It is performed on whole blood, often arterial or venous, and is commonly used in urgent or critical care settings. Because it is chloride based and derived on a blood gas analyzer, results may differ slightly from a standard chemistry panel done on serum or plasma.
Clinicians use the anion gap to help identify metabolic acidosis and to sort through causes of acid base problems. A raised gap can point toward conditions like kidney dysfunction, diabetic ketoacidosis, lactic acidosis, or ingestion of certain toxins.
This test is often ordered with a blood gas to assess acidity, carbon dioxide, and bicarbonate during acute illness, surgery, or when breathing or circulation problems are suspected. The chloride based calculation provides rapid bedside guidance that can influence fluids, ventilation, and medication choices.
Albumin and other proteins contribute to the baseline anion gap. When albumin is low, the expected gap narrows, so your care team may adjust interpretation to your protein level or confirm with a serum chemistry panel.
A higher anion gap suggests there are additional acids or unmeasured anions in your blood. This pattern can occur in several illnesses and usually improves as the underlying problem is treated. A normal anion gap with acidosis points to other mechanisms, such as bicarbonate loss or shifts in chloride.

####

Using the information:
1/ Copy the anion gap passage starting with "This test is" and going on through "serum chemistry panel.", changing "bedside" to "point-of-care".
2/ Write what comes next in the anion gap passage, picking up after its last sentence.

Dataset entries:

####

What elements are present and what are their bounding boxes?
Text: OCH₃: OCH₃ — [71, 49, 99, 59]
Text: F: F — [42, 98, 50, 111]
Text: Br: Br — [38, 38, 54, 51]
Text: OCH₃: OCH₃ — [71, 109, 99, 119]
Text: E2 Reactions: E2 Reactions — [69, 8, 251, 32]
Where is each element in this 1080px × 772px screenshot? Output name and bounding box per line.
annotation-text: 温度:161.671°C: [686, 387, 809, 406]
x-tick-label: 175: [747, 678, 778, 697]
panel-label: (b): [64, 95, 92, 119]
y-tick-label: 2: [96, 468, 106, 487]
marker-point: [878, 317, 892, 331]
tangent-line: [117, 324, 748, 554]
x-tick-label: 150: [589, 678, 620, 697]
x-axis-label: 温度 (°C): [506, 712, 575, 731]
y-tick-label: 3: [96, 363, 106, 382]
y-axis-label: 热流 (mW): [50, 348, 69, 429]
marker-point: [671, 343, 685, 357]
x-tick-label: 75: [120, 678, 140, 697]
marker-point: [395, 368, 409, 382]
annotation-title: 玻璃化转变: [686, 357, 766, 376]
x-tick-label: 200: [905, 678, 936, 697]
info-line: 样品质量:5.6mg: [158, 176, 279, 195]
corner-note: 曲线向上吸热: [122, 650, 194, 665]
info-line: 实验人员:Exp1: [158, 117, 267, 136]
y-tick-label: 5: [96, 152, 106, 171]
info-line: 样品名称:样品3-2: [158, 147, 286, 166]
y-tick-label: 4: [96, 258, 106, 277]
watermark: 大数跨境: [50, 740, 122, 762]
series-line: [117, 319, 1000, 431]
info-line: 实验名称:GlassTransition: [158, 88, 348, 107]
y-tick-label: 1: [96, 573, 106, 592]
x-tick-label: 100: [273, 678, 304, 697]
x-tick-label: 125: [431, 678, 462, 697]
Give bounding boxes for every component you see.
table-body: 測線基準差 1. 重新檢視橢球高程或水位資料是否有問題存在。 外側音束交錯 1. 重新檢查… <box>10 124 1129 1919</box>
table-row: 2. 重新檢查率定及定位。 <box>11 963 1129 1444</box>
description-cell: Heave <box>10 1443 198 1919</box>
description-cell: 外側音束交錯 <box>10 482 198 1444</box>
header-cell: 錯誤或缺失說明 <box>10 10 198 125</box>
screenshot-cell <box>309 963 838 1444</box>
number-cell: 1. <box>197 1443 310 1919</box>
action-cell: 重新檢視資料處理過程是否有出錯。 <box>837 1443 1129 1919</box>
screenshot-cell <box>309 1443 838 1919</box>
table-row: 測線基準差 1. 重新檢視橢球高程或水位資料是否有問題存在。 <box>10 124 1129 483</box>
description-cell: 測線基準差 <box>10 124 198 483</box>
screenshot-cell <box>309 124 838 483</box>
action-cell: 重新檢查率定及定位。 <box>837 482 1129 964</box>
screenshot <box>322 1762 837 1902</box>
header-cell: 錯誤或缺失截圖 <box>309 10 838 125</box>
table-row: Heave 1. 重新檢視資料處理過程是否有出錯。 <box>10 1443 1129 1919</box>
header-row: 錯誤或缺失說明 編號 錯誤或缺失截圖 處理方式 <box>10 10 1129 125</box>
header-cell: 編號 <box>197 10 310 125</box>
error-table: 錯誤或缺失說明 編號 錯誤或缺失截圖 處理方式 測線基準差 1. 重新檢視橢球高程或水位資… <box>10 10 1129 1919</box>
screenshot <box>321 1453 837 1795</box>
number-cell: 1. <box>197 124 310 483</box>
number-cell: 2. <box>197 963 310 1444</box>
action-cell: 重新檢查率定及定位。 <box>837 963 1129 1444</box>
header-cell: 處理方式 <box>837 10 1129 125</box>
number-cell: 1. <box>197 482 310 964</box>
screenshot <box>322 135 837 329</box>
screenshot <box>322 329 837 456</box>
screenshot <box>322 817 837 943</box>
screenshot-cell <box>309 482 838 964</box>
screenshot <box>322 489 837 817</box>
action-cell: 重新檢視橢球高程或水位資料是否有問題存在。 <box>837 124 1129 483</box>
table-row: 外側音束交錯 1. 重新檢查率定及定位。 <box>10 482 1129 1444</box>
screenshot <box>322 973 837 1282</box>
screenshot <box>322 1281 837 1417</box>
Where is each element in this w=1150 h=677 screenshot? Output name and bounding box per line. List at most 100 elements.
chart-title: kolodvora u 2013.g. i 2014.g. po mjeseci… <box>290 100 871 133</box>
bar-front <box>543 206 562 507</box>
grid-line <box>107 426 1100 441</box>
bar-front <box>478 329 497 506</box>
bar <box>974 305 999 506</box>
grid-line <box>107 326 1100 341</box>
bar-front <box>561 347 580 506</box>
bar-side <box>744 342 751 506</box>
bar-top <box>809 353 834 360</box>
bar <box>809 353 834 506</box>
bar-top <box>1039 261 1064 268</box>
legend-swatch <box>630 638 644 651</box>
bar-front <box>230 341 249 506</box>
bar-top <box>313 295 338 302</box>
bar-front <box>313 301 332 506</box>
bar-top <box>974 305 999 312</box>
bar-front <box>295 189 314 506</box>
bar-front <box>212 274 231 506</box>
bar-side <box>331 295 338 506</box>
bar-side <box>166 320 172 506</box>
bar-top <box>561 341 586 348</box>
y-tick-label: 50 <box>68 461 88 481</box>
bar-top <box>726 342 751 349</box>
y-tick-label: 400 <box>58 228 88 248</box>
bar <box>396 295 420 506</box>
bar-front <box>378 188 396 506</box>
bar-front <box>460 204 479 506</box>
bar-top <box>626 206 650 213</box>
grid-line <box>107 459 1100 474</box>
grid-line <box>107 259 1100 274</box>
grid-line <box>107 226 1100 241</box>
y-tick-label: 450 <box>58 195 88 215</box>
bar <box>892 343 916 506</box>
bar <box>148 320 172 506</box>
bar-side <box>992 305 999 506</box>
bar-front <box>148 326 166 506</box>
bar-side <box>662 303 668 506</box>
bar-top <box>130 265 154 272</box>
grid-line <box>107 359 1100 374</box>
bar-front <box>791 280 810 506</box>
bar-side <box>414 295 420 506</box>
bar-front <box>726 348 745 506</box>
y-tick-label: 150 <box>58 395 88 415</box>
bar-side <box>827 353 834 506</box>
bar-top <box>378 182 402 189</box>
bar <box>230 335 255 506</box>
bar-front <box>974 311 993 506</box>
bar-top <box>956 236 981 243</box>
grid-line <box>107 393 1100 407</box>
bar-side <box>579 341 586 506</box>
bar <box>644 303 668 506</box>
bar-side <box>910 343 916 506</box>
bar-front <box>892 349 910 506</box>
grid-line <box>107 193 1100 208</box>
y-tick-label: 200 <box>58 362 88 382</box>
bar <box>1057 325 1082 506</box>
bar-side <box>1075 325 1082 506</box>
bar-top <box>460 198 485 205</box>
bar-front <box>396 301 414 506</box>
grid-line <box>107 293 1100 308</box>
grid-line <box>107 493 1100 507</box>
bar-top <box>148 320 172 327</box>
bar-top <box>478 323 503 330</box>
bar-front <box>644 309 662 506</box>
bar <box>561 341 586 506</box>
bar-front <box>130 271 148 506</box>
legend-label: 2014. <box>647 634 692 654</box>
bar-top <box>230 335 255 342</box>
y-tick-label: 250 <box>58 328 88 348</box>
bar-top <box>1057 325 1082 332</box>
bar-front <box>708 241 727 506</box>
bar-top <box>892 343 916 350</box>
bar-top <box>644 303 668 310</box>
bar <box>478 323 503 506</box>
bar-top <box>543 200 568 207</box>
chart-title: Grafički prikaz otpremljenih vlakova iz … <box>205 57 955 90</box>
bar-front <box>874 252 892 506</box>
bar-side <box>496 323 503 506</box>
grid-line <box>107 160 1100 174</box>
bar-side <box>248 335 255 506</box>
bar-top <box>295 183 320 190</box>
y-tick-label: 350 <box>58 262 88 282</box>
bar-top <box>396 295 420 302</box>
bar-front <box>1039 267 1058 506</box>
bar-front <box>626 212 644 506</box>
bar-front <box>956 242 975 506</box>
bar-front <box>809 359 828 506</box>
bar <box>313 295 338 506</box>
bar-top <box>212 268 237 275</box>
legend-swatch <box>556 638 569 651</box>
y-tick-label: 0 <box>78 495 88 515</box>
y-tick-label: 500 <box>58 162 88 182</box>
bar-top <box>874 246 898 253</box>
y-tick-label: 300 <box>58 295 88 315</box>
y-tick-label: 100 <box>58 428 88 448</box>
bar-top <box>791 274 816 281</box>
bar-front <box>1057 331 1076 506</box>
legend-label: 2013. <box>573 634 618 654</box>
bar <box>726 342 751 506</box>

####

Answers provided:
1/
This test is often ordered with a blood gas to assess acidity, carbon dioxide, and bicarbonate during acute illness, surgery, or when breathing or circulation problems are suspected. The chloride based calculation provides rapid point-of-care guidance that can influence fluids, ventilation, and medication choices.
Albumin and other proteins contribute to the baseline anion gap. When albumin is low, the expected gap narrows, so your care team may adjust interpretation to your protein level or confirm with a serum chemistry panel.

2/
A lower than expected anion gap is uncommon and may reflect low albumin, laboratory interference, or rarely an excess of certain positively charged proteins. Because different instruments and formulas exist, your result can vary between care settings.
Interpreting this test works best alongside your symptoms, blood gas values, electrolytes, kidney function, and medication history. If a result is unexpected, your clinician may repeat the test, check a standard chemistry panel, review albumin, or look for causes such as toxins or dehydration.
Reference intervals vary by laboratory, analyzer, methodology, population, and units. The ranges shown here are for education only. Always interpret your results against the reference interval printed on your own lab report.
Arterial and venous blood can yield slightly different results, and delays to analysis allow gas exchange that can shift bicarbonate and influence the calculation.
Point of care blood gas analyzers may use different chloride electrodes and formulas than central laboratories, leading to small but meaningful differences.
Low albumin lowers the expected anion gap. Malnutrition, liver disease, inflammation, or pregnancy related changes can alter interpretation.
Salicylates, methanol, ethylene glycol, or metformin in kidney impairment can raise the gap. Halides like bromide can falsely affect chloride and make the gap appear low.
Poor circulation, sepsis, or seizures can increase lactate and raise the gap, while gastrointestinal bicarbonate loss can cause acidosis without raising the gap.
Whole blood on a blood gas analyzer can differ from serum or plasma on a chemistry analyzer, so cross checks may be needed when results do not match the clinical picture.